The exercise asks for every line of the data to be reproduced exactly.

--- start of Available data ---

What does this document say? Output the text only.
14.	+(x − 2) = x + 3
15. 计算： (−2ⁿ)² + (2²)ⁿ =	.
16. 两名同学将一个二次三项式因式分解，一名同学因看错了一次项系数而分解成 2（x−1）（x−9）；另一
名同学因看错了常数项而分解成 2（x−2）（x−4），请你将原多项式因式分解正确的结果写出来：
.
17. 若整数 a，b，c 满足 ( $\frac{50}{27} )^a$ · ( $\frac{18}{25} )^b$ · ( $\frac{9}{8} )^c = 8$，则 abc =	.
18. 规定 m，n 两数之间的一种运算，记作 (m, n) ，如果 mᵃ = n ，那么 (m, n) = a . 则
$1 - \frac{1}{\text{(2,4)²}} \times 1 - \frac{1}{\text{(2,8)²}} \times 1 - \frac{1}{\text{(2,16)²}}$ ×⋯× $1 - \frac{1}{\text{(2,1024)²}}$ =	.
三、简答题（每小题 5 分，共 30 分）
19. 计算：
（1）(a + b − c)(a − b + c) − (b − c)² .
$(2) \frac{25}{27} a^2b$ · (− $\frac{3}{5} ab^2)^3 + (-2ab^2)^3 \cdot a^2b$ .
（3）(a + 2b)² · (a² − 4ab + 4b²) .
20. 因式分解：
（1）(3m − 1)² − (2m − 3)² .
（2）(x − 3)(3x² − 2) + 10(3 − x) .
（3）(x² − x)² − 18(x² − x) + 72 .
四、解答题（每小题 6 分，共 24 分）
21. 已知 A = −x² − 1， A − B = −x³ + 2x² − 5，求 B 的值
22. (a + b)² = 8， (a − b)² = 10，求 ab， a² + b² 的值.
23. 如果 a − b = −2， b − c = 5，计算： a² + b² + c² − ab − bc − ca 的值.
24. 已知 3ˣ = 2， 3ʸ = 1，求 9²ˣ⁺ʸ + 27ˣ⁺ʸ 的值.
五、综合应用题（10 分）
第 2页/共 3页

--- end of Available data ---

Answer below:
What does this document say? Output the text only.
14.	+(x − 2) = x + 3
15. 计算： (−2ⁿ)² + (2²)ⁿ =	.
16. 两名同学将一个二次三项式因式分解，一名同学因看错了一次项系数而分解成 2（x−1）（x−9）；另一
名同学因看错了常数项而分解成 2（x−2）（x−4），请你将原多项式因式分解正确的结果写出来：
.
17. 若整数 a，b，c 满足 ( $\frac{50}{27} )^a$ · ( $\frac{18}{25} )^b$ · ( $\frac{9}{8} )^c = 8$，则 abc =	.
18. 规定 m，n 两数之间的一种运算，记作 (m, n) ，如果 mᵃ = n ，那么 (m, n) = a . 则
$1 - \frac{1}{\text{(2,4)²}} \times 1 - \frac{1}{\text{(2,8)²}} \times 1 - \frac{1}{\text{(2,16)²}}$ ×⋯× $1 - \frac{1}{\text{(2,1024)²}}$ =	.
三、简答题（每小题 5 分，共 30 分）
19. 计算：
（1）(a + b − c)(a − b + c) − (b − c)² .
$(2) \frac{25}{27} a^2b$ · (− $\frac{3}{5} ab^2)^3 + (-2ab^2)^3 \cdot a^2b$ .
（3）(a + 2b)² · (a² − 4ab + 4b²) .
20. 因式分解：
（1）(3m − 1)² − (2m − 3)² .
（2）(x − 3)(3x² − 2) + 10(3 − x) .
（3）(x² − x)² − 18(x² − x) + 72 .
四、解答题（每小题 6 分，共 24 分）
21. 已知 A = −x² − 1， A − B = −x³ + 2x² − 5，求 B 的值
22. (a + b)² = 8， (a − b)² = 10，求 ab， a² + b² 的值.
23. 如果 a − b = −2， b − c = 5，计算： a² + b² + c² − ab − bc − ca 的值.
24. 已知 3ˣ = 2， 3ʸ = 1，求 9²ˣ⁺ʸ + 27ˣ⁺ʸ 的值.
五、综合应用题（10 分）
第 2页/共 3页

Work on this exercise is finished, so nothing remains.